§ Set tasks:
**a)** In the Epson scan problem thread, why does pbullous conclude that the fault lies with Windows and not with the scanner or printer?
**b)** According to the Epson scan problem thread, how did appla_2000 eventually fix the scanning error?
**c)** Continue the Epson scan problem thread from its last post.

§ Passage shown:
========================================================================

# Epson Stylus CX6600 Scan Problem



## appla_2000 (Jan 27, 2005)

Hi! I've a scan problem with my all-in-one printer. The message is:AppName: file.exe, AppVer: 1.0.0.1,ModName: esui.dll, ModVer: 2.3.0.1, Offset: 000622f1
I already reinstalled the driver for the epson scan and I also reinstalled the hole printer. It's possible to scan to the SD Card but not to the pc. The other functions of the printer are working very well.
My system is XP, 80GB, 1024RAM, 128 graphic card. The printer is conected with USB.
Does anybody can help me? Thank's a lot!


----------



## pbullous (Feb 16, 2005)

*Epson scanner (CX6400) and esui.dll error*

I have had exactly the same problem with my Epson scanner (CX6400). I have emailed Epson support for a fix, but havn't had a reply yet. I have also tried re-installing the printer / scanner software and continue to get the same error. I think this must be a fairly recent occurence because I haven't seen much about it on internet searches. Also I have sent off error reports to Microsoft every time the scanner refused to work, so they should hopefully be examining those by now! It works OK from my other O.S. which is Linux SuSe Pro 9.2, so it's not the scanner or printer - it's definitely something to do with an update to windows.
Anbody else have this problem and / or know of a fix?
Regards.
PJB


----------



## appla_2000 (Jan 27, 2005)

Hello

Thanks for you answer. I could solve the problem. I just made a system restoration back to the time when the scanner worked properly. I also found out that the scanner worked with my grafic programm.

========================================================================

§ Data supplied:

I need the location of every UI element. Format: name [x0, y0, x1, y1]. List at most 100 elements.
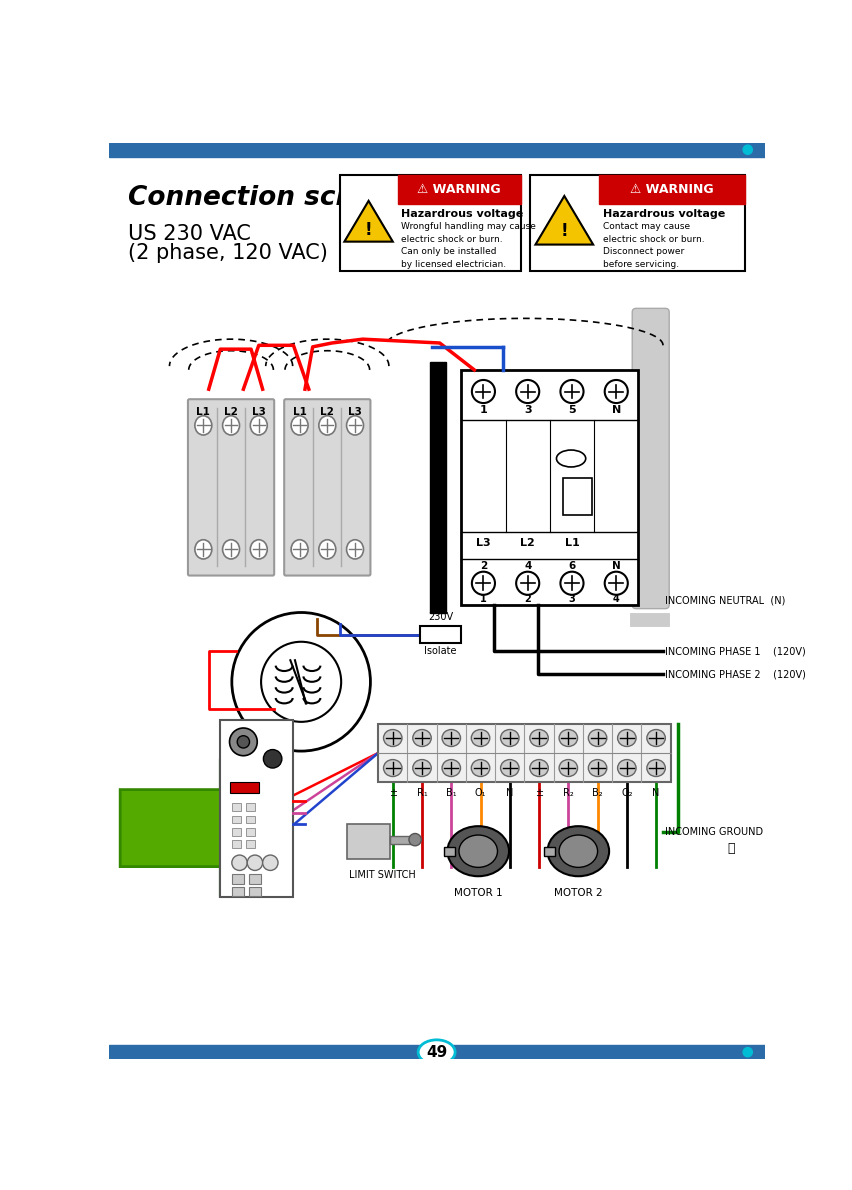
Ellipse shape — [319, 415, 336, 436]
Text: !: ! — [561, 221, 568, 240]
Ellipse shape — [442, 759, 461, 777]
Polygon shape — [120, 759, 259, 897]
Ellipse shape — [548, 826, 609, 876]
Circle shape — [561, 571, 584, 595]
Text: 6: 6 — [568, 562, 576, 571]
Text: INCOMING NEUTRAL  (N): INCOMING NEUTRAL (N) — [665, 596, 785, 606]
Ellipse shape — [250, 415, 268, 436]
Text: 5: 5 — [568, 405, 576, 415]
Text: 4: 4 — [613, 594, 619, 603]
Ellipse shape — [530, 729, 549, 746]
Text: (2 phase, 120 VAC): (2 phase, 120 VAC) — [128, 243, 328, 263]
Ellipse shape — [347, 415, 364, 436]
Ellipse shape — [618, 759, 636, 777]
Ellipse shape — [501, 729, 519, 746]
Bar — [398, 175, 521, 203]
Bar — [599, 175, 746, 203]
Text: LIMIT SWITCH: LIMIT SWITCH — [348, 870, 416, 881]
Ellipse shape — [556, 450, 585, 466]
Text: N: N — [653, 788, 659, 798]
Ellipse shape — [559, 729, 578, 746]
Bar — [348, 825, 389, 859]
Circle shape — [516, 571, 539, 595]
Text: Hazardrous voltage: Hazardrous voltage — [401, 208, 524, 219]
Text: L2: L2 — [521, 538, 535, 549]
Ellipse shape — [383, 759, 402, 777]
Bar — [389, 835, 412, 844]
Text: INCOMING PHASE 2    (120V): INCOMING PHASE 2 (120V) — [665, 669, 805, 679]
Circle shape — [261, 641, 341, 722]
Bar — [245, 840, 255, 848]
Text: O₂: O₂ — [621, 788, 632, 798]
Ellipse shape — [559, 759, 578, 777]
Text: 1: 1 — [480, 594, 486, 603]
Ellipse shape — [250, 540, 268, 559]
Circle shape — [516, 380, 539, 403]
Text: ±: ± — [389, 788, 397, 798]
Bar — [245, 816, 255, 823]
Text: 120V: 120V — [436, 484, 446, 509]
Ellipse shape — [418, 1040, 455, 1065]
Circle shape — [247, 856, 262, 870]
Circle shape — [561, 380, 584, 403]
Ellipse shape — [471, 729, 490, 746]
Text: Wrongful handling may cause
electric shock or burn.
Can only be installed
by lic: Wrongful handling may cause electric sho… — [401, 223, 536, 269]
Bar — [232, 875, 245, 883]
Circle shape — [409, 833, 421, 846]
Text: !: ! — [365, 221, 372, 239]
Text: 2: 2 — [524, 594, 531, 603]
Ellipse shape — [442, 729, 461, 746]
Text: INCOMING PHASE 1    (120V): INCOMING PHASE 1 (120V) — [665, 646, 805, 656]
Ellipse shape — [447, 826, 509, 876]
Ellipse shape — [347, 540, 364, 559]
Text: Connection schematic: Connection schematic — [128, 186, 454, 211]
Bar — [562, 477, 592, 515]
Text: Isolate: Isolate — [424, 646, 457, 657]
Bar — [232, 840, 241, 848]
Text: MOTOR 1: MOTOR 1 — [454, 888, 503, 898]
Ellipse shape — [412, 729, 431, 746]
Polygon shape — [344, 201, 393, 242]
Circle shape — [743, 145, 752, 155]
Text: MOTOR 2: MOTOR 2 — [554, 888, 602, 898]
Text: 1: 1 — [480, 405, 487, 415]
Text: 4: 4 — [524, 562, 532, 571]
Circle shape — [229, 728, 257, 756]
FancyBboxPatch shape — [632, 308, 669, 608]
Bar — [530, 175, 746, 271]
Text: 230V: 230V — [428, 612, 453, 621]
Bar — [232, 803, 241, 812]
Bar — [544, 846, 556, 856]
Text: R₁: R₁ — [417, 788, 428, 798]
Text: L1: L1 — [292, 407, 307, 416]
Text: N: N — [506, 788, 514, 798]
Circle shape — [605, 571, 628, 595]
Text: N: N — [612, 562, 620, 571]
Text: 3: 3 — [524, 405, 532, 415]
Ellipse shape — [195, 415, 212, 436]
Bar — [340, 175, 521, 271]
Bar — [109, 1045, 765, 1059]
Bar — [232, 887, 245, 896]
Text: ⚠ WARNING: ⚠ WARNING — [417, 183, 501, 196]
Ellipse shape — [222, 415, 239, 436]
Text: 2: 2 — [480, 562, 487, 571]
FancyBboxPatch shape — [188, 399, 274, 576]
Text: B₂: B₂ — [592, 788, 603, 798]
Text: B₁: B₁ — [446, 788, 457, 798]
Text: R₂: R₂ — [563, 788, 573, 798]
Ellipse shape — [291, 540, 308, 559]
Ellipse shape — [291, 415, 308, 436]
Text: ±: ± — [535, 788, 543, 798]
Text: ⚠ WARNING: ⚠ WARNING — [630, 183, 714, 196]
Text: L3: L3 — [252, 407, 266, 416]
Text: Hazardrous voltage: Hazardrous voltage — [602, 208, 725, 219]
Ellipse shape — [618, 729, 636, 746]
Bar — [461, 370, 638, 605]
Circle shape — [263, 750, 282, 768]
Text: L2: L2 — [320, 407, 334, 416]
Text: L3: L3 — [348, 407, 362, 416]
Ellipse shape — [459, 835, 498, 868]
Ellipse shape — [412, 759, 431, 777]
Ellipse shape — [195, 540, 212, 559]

========================================================================

§ Written answers:
**a)** The scanner works fine under pbullous's other operating system, Linux SuSe Pro 9.2. That suggests the hardware is sound, so pbullous attributes the esui.dll error to a Windows update.

**b)** By doing a system restore back to a time when the scanner worked properly.

**c)**
I don't know if an update of the windowssystem was the problem or an installation of an other software. 
The epson support was not a great help. They just gave me the advise to install a new driver (but I had the new one already installed). They final recomendation was to call a pc specialist. Isn't that helpful? :laugh: 

Best regards, appla_2000


----------



## GordMacDonald (Jan 22, 2006)

I had the same problem with the epson cx4800 all-in-one

I uninstalled the drivers and reinstalled them to no avail. After a few attempts, I did the following:

1) uninstalled the scanner from add/remove progams in the control panel
2) unplugged the usb connection
3) rebooted the system
4) went into the registry and removed the references to the scanner in HKEY_CURRENT_USER->software->Epson.
note - I only removed the scanner entries not the entire epson key.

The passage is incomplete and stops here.